» **Task requirements**
Work through the following lines and count those that hold the word "এনআইড". Reply with that number only.

Data records:
— BEGIN —

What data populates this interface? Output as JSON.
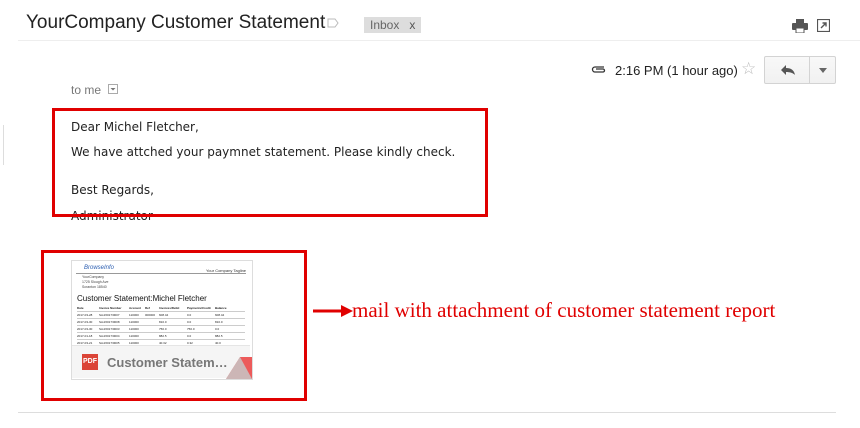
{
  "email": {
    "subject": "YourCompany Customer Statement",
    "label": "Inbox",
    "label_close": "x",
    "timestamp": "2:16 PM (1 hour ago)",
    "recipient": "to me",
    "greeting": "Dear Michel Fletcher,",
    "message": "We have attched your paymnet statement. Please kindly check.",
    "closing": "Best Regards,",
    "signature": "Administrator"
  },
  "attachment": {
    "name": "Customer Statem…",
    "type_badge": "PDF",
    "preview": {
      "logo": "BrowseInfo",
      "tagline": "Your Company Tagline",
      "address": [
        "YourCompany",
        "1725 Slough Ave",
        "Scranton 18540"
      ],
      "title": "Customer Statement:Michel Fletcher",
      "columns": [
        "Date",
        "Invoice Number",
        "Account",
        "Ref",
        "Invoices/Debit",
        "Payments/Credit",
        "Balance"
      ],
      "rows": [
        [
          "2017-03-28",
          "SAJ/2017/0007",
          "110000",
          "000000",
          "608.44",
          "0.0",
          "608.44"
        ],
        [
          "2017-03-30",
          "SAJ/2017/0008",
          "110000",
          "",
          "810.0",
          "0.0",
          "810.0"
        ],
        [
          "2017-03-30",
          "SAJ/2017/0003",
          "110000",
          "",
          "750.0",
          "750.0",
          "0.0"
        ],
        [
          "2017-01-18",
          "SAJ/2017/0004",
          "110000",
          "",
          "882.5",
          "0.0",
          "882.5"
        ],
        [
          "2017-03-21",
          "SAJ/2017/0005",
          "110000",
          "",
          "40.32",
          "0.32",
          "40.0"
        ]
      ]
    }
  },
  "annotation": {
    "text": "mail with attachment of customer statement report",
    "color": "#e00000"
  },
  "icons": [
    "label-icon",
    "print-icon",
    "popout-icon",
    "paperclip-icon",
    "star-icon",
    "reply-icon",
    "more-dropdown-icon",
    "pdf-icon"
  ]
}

— END —
— BEGIN —

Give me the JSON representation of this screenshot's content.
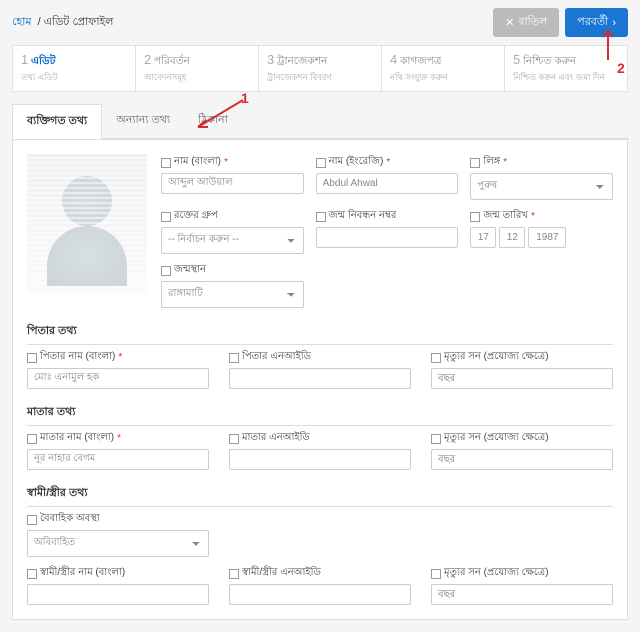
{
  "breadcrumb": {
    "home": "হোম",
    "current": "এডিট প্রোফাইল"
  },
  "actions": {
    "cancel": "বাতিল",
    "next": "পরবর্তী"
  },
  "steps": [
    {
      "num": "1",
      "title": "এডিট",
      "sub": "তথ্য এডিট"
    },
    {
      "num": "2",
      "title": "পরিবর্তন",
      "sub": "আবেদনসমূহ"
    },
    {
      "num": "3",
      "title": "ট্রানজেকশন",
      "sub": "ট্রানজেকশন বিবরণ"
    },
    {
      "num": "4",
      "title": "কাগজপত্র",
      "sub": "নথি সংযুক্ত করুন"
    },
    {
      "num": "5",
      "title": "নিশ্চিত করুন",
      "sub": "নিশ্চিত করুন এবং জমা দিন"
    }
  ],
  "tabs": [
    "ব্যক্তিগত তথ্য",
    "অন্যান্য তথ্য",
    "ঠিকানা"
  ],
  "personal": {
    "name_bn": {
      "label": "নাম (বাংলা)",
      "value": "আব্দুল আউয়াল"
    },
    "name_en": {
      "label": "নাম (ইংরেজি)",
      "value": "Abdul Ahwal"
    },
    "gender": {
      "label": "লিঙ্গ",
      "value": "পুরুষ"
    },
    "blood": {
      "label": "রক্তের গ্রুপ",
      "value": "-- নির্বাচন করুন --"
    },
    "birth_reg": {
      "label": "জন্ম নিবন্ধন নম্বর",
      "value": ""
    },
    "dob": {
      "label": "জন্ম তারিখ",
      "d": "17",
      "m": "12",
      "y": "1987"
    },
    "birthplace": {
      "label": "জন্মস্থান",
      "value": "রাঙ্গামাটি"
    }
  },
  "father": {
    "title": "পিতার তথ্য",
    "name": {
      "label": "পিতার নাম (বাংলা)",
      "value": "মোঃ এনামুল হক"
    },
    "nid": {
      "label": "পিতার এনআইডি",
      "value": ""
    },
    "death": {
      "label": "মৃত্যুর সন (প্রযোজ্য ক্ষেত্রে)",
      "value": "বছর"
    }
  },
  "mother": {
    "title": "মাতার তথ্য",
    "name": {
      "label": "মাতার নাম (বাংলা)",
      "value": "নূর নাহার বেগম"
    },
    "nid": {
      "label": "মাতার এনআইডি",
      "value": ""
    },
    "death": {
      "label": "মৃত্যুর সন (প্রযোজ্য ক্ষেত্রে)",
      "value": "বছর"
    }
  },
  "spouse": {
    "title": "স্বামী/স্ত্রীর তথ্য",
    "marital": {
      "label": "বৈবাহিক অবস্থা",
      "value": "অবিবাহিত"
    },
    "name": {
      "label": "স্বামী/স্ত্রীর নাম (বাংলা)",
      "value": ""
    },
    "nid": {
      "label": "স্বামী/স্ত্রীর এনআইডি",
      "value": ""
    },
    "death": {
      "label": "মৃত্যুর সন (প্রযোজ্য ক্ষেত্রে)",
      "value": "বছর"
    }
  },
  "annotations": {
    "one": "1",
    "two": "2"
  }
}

— END —

» **The answer**
3